Challenge –
What is the number of lines in the entries that include the word "page"? Respond with the number only.

Extracted data entries
#####

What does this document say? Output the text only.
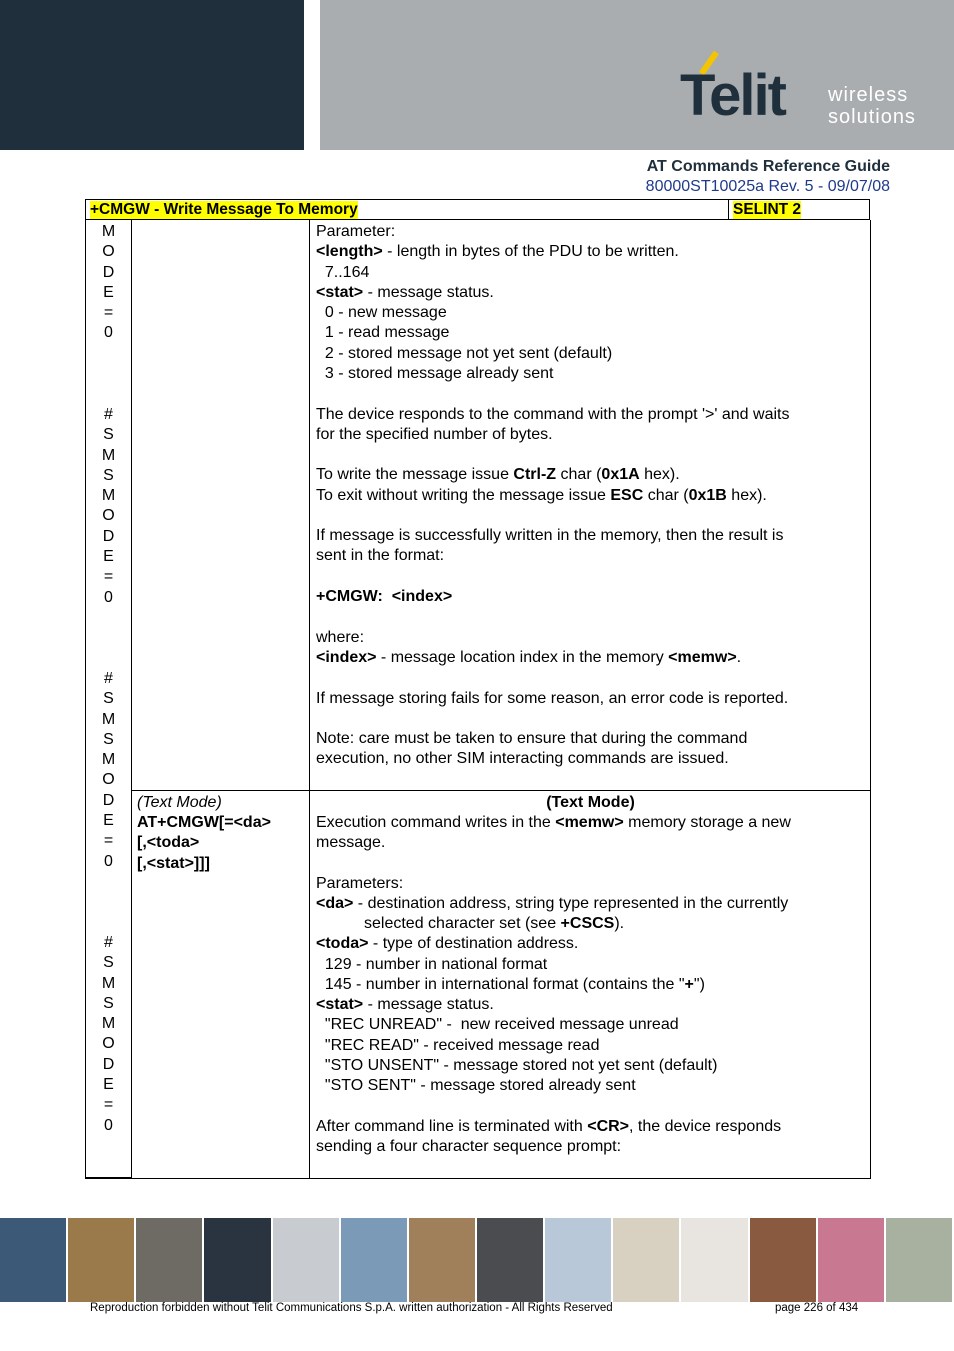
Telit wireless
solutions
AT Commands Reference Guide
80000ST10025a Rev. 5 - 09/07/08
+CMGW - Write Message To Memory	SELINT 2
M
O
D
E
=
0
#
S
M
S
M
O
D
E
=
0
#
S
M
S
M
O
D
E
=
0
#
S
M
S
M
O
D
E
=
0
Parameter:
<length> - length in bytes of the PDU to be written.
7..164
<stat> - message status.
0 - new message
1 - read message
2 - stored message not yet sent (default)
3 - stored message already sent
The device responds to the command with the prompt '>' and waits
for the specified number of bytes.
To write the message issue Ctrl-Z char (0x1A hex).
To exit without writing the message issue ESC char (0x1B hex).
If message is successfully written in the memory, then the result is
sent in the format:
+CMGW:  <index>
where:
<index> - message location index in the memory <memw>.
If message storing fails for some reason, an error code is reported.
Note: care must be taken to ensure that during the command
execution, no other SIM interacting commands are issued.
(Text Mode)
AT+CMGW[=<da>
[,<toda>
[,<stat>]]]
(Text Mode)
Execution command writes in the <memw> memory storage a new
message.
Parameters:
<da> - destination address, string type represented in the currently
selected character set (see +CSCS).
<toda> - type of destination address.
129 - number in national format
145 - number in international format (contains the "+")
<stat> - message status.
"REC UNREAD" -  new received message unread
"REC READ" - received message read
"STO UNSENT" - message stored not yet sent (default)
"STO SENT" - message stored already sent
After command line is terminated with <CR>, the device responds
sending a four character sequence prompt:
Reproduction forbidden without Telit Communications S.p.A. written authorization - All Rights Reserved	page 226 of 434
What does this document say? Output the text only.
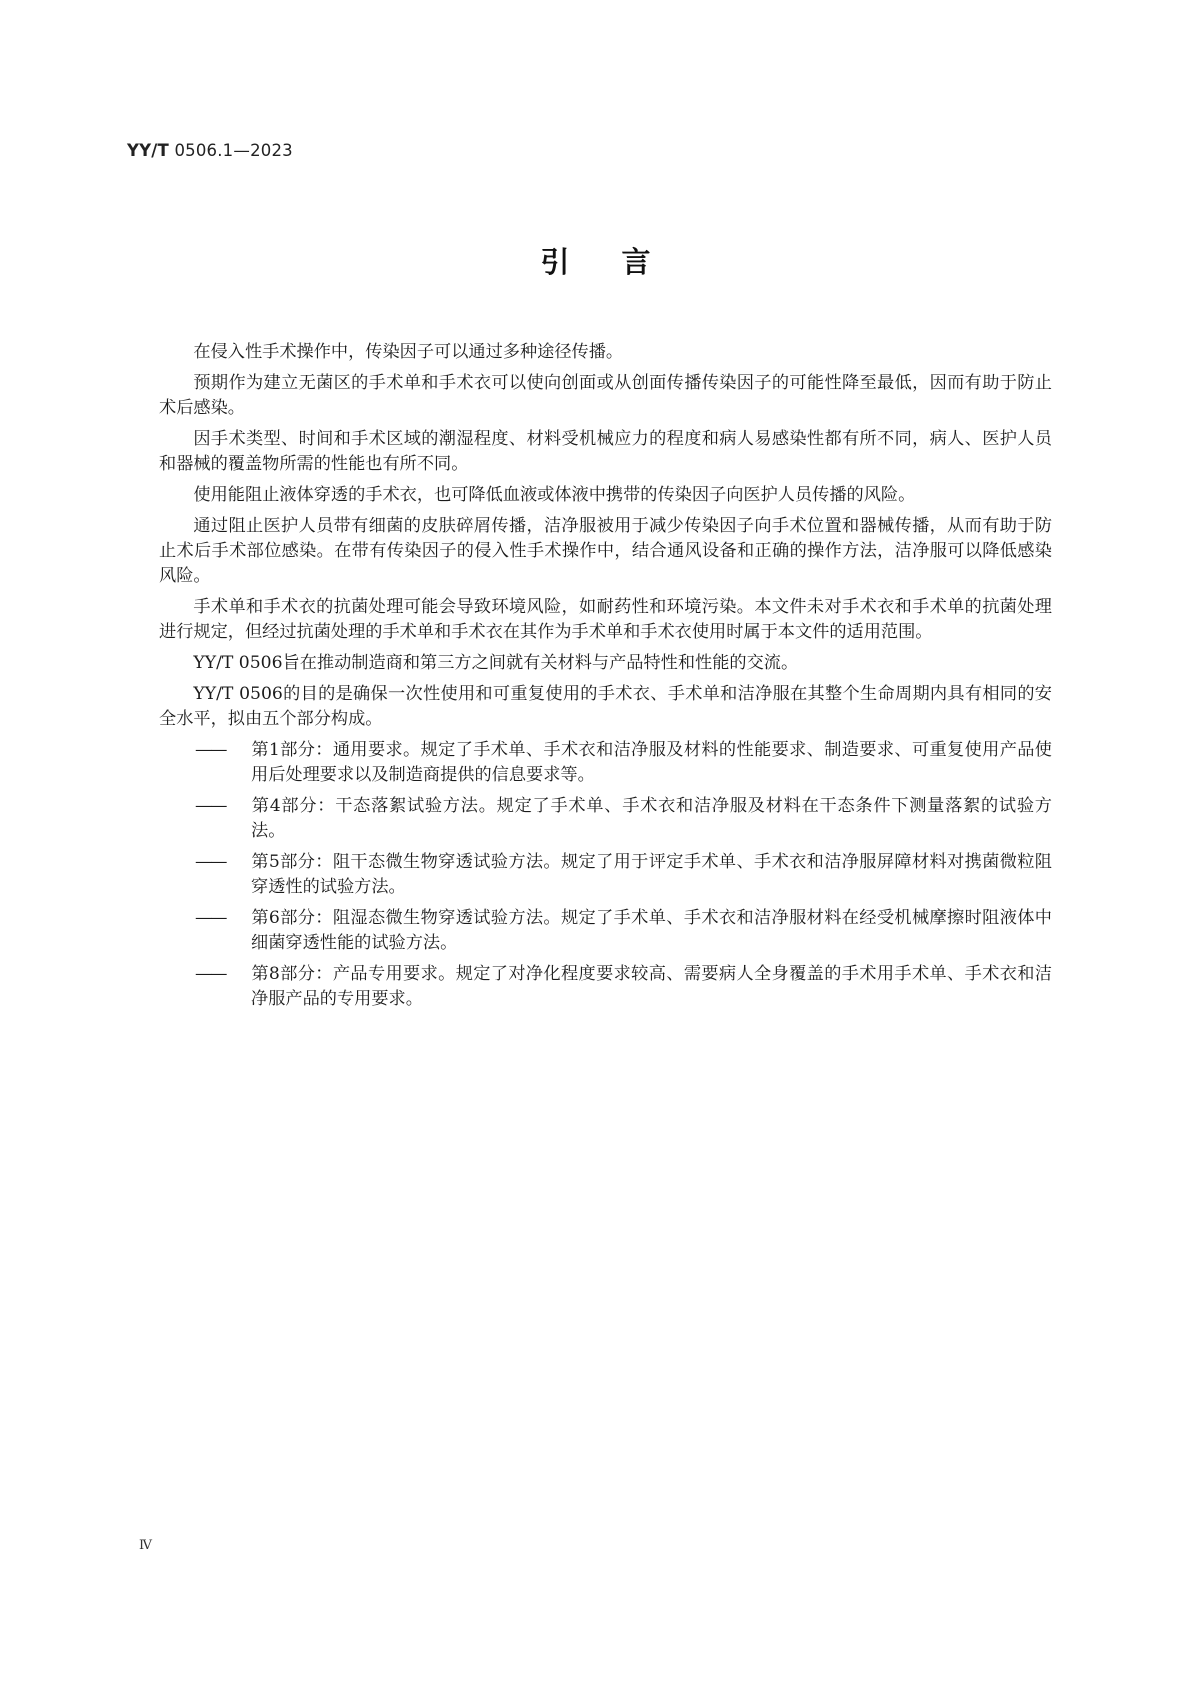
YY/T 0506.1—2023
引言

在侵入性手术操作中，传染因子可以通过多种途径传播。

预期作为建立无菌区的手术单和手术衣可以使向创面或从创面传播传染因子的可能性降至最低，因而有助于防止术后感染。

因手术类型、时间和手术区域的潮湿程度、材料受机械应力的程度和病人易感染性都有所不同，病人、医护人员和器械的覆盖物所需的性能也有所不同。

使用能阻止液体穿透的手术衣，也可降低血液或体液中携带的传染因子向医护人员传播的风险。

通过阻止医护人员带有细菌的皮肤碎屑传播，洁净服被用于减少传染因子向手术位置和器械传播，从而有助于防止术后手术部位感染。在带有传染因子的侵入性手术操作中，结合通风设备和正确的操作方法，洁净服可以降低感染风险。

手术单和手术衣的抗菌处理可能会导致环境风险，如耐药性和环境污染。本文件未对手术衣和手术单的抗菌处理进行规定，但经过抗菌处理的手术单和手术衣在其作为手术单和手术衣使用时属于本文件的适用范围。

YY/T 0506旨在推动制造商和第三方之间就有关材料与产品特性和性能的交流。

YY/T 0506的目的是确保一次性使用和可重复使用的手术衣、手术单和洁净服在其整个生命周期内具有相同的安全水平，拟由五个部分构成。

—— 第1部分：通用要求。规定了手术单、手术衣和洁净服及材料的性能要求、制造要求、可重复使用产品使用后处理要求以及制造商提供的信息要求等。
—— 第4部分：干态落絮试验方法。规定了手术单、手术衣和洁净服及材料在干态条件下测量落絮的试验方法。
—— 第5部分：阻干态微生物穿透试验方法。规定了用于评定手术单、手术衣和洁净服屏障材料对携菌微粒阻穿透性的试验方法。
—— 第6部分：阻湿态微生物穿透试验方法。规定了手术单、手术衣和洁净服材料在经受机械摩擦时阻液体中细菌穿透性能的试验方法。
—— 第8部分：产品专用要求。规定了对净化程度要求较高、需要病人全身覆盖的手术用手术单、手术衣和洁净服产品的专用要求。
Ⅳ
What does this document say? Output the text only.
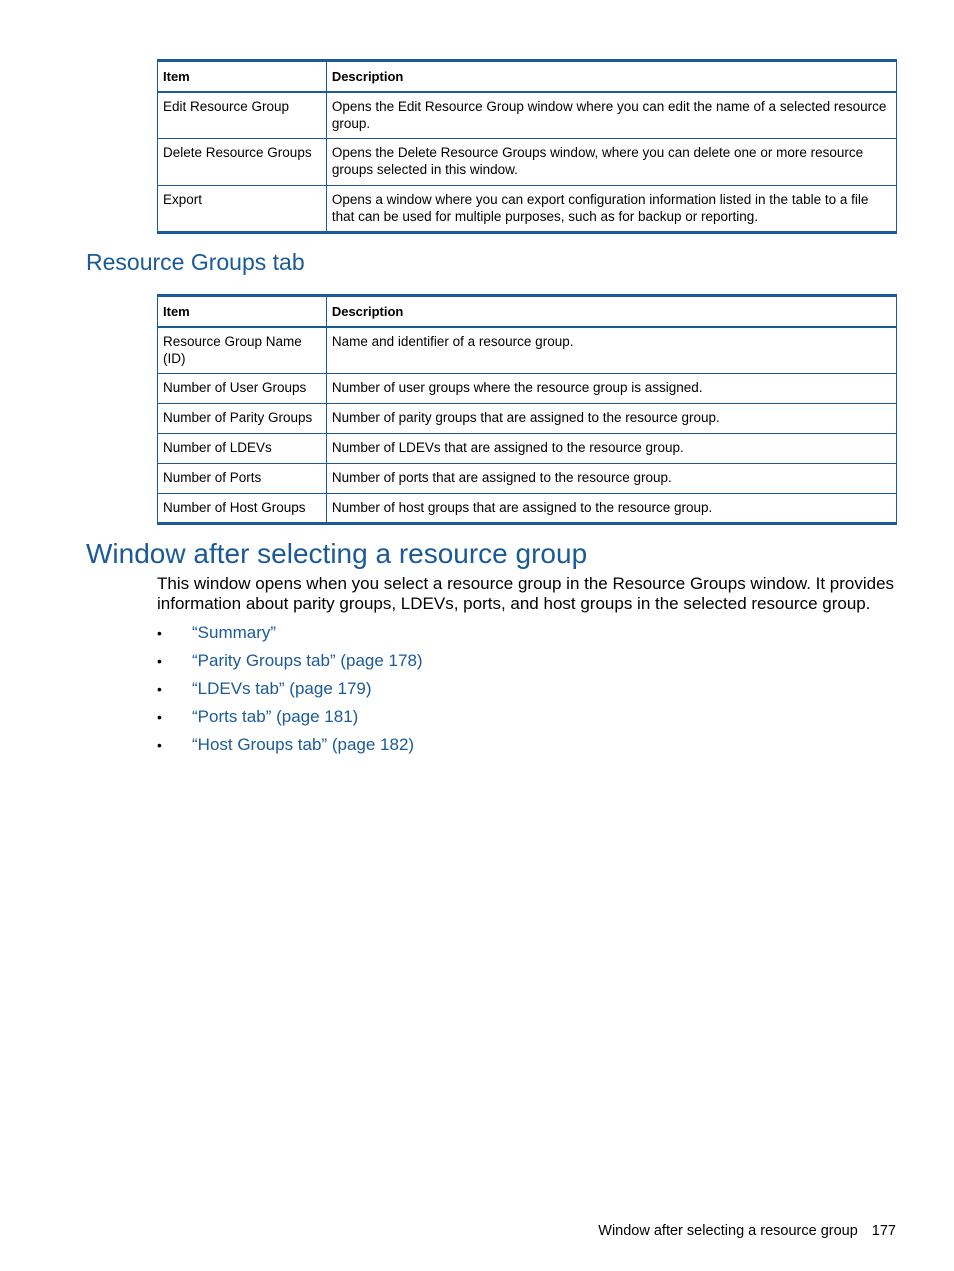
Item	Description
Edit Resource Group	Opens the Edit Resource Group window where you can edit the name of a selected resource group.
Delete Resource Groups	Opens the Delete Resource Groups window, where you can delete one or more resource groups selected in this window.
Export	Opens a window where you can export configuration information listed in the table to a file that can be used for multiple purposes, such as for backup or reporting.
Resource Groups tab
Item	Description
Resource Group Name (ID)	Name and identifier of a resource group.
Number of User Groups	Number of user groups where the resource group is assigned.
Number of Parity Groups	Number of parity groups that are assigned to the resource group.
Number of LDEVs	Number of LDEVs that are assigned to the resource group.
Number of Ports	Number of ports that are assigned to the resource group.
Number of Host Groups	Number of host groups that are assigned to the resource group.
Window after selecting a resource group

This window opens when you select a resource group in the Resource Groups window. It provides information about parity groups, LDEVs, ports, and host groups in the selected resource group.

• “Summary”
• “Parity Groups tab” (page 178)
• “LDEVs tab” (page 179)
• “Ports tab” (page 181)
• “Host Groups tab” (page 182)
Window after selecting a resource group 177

#####

Solution –
5